[start of Records for the task]

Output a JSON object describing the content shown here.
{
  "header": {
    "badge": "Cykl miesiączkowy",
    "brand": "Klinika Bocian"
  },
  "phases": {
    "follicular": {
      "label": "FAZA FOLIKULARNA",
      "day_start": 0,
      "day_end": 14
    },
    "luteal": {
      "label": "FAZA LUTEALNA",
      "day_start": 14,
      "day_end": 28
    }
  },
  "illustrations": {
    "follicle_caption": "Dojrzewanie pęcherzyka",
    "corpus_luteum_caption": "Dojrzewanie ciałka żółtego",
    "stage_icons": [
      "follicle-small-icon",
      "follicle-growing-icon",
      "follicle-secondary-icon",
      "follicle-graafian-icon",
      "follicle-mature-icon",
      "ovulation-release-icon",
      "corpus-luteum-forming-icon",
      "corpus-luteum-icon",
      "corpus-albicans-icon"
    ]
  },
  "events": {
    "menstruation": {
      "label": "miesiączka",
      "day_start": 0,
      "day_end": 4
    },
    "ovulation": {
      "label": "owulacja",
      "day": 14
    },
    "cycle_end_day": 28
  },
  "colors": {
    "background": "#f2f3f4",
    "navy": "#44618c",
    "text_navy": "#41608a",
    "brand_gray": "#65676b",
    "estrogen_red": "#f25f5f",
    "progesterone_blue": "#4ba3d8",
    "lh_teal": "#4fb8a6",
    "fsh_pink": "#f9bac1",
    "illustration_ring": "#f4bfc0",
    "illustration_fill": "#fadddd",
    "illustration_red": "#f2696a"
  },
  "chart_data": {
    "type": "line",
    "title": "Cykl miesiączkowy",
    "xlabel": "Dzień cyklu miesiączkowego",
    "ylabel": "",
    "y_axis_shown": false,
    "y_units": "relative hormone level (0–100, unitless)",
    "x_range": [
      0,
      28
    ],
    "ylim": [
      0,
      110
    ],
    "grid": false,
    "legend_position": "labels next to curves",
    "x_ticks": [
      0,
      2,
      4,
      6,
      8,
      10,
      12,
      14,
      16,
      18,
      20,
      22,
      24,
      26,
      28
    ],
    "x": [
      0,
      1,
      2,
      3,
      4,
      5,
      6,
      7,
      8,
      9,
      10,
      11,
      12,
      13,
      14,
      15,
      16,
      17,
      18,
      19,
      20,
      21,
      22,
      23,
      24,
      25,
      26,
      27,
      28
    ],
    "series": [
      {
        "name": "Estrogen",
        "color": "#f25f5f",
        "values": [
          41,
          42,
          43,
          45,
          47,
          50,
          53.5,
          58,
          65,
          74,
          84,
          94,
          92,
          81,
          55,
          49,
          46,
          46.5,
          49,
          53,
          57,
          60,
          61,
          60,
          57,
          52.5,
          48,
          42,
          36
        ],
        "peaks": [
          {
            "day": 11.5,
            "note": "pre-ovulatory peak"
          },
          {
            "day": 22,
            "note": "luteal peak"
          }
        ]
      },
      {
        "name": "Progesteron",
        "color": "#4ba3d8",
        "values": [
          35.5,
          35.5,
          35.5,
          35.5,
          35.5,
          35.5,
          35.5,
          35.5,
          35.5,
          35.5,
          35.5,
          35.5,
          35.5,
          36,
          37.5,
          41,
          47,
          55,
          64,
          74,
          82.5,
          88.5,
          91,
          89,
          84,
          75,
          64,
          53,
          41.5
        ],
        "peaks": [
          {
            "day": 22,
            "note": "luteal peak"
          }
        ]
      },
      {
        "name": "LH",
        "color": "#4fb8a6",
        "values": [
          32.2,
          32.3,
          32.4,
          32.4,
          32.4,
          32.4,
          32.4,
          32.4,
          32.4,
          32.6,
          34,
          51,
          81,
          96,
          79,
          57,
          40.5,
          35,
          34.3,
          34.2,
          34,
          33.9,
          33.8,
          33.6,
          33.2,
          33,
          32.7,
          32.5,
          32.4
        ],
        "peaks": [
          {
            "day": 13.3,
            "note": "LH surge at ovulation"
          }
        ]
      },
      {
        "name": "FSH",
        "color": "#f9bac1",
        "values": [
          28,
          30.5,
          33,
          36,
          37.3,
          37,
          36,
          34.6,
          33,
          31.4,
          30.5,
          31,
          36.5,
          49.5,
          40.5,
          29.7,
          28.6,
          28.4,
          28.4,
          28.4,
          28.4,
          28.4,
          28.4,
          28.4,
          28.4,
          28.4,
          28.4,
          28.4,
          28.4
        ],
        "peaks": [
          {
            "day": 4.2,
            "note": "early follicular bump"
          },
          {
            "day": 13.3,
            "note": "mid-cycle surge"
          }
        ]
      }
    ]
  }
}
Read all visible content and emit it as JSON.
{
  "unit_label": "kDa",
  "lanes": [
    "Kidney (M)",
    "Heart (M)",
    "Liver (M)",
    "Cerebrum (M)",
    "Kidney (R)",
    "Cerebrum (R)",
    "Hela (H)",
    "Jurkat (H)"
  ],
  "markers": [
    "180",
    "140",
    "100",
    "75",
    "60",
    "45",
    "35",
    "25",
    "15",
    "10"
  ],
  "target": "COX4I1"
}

[end of Records for the task]

### [Requirement]
Copy out all of the data exactly, leaving nothing out.

### [Solution]
Output a JSON object describing the content shown here.
{
  "header": {
    "badge": "Cykl miesiączkowy",
    "brand": "Klinika Bocian"
  },
  "phases": {
    "follicular": {
      "label": "FAZA FOLIKULARNA",
      "day_start": 0,
      "day_end": 14
    },
    "luteal": {
      "label": "FAZA LUTEALNA",
      "day_start": 14,
      "day_end": 28
    }
  },
  "illustrations": {
    "follicle_caption": "Dojrzewanie pęcherzyka",
    "corpus_luteum_caption": "Dojrzewanie ciałka żółtego",
    "stage_icons": [
      "follicle-small-icon",
      "follicle-growing-icon",
      "follicle-secondary-icon",
      "follicle-graafian-icon",
      "follicle-mature-icon",
      "ovulation-release-icon",
      "corpus-luteum-forming-icon",
      "corpus-luteum-icon",
      "corpus-albicans-icon"
    ]
  },
  "events": {
    "menstruation": {
      "label": "miesiączka",
      "day_start": 0,
      "day_end": 4
    },
    "ovulation": {
      "label": "owulacja",
      "day": 14
    },
    "cycle_end_day": 28
  },
  "colors": {
    "background": "#f2f3f4",
    "navy": "#44618c",
    "text_navy": "#41608a",
    "brand_gray": "#65676b",
    "estrogen_red": "#f25f5f",
    "progesterone_blue": "#4ba3d8",
    "lh_teal": "#4fb8a6",
    "fsh_pink": "#f9bac1",
    "illustration_ring": "#f4bfc0",
    "illustration_fill": "#fadddd",
    "illustration_red": "#f2696a"
  },
  "chart_data": {
    "type": "line",
    "title": "Cykl miesiączkowy",
    "xlabel": "Dzień cyklu miesiączkowego",
    "ylabel": "",
    "y_axis_shown": false,
    "y_units": "relative hormone level (0–100, unitless)",
    "x_range": [
      0,
      28
    ],
    "ylim": [
      0,
      110
    ],
    "grid": false,
    "legend_position": "labels next to curves",
    "x_ticks": [
      0,
      2,
      4,
      6,
      8,
      10,
      12,
      14,
      16,
      18,
      20,
      22,
      24,
      26,
      28
    ],
    "x": [
      0,
      1,
      2,
      3,
      4,
      5,
      6,
      7,
      8,
      9,
      10,
      11,
      12,
      13,
      14,
      15,
      16,
      17,
      18,
      19,
      20,
      21,
      22,
      23,
      24,
      25,
      26,
      27,
      28
    ],
    "series": [
      {
        "name": "Estrogen",
        "color": "#f25f5f",
        "values": [
          41,
          42,
          43,
          45,
          47,
          50,
          53.5,
          58,
          65,
          74,
          84,
          94,
          92,
          81,
          55,
          49,
          46,
          46.5,
          49,
          53,
          57,
          60,
          61,
          60,
          57,
          52.5,
          48,
          42,
          36
        ],
        "peaks": [
          {
            "day": 11.5,
            "note": "pre-ovulatory peak"
          },
          {
            "day": 22,
            "note": "luteal peak"
          }
        ]
      },
      {
        "name": "Progesteron",
        "color": "#4ba3d8",
        "values": [
          35.5,
          35.5,
          35.5,
          35.5,
          35.5,
          35.5,
          35.5,
          35.5,
          35.5,
          35.5,
          35.5,
          35.5,
          35.5,
          36,
          37.5,
          41,
          47,
          55,
          64,
          74,
          82.5,
          88.5,
          91,
          89,
          84,
          75,
          64,
          53,
          41.5
        ],
        "peaks": [
          {
            "day": 22,
            "note": "luteal peak"
          }
        ]
      },
      {
        "name": "LH",
        "color": "#4fb8a6",
        "values": [
          32.2,
          32.3,
          32.4,
          32.4,
          32.4,
          32.4,
          32.4,
          32.4,
          32.4,
          32.6,
          34,
          51,
          81,
          96,
          79,
          57,
          40.5,
          35,
          34.3,
          34.2,
          34,
          33.9,
          33.8,
          33.6,
          33.2,
          33,
          32.7,
          32.5,
          32.4
        ],
        "peaks": [
          {
            "day": 13.3,
            "note": "LH surge at ovulation"
          }
        ]
      },
      {
        "name": "FSH",
        "color": "#f9bac1",
        "values": [
          28,
          30.5,
          33,
          36,
          37.3,
          37,
          36,
          34.6,
          33,
          31.4,
          30.5,
          31,
          36.5,
          49.5,
          40.5,
          29.7,
          28.6,
          28.4,
          28.4,
          28.4,
          28.4,
          28.4,
          28.4,
          28.4,
          28.4,
          28.4,
          28.4,
          28.4,
          28.4
        ],
        "peaks": [
          {
            "day": 4.2,
            "note": "early follicular bump"
          },
          {
            "day": 13.3,
            "note": "mid-cycle surge"
          }
        ]
      }
    ]
  }
}
Read all visible content and emit it as JSON.
{
  "unit_label": "kDa",
  "lanes": [
    "Kidney (M)",
    "Heart (M)",
    "Liver (M)",
    "Cerebrum (M)",
    "Kidney (R)",
    "Cerebrum (R)",
    "Hela (H)",
    "Jurkat (H)"
  ],
  "markers": [
    "180",
    "140",
    "100",
    "75",
    "60",
    "45",
    "35",
    "25",
    "15",
    "10"
  ],
  "target": "COX4I1"
}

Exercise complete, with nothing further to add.